WHAT IS ASKED:
Separate out the lines that hold "document".

SUPPLIED RECORDS:
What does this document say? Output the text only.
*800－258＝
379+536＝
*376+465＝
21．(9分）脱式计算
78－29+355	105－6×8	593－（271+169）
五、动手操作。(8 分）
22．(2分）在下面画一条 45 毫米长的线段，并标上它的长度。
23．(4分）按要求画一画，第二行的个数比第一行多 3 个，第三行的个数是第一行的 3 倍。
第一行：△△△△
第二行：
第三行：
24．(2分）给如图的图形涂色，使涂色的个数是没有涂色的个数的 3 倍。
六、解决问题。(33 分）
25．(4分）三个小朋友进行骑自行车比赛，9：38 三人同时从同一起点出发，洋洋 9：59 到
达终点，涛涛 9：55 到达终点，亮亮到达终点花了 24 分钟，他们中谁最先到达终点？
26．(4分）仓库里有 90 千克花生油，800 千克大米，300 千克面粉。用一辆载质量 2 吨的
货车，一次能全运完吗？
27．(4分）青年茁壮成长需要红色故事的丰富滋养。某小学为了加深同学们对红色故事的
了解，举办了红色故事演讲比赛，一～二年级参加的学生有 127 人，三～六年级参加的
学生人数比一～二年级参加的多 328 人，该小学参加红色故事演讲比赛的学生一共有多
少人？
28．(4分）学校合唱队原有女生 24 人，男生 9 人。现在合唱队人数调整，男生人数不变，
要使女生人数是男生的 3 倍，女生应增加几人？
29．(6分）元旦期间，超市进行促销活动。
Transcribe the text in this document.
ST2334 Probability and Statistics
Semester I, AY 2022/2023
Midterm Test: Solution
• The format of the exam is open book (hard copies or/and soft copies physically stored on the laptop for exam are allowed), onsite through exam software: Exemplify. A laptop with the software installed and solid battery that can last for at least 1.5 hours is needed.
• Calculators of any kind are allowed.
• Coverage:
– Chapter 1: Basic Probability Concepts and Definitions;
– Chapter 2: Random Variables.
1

TASK RESULT:
What does this document say? Output the text only.
Transcribe the text in this document.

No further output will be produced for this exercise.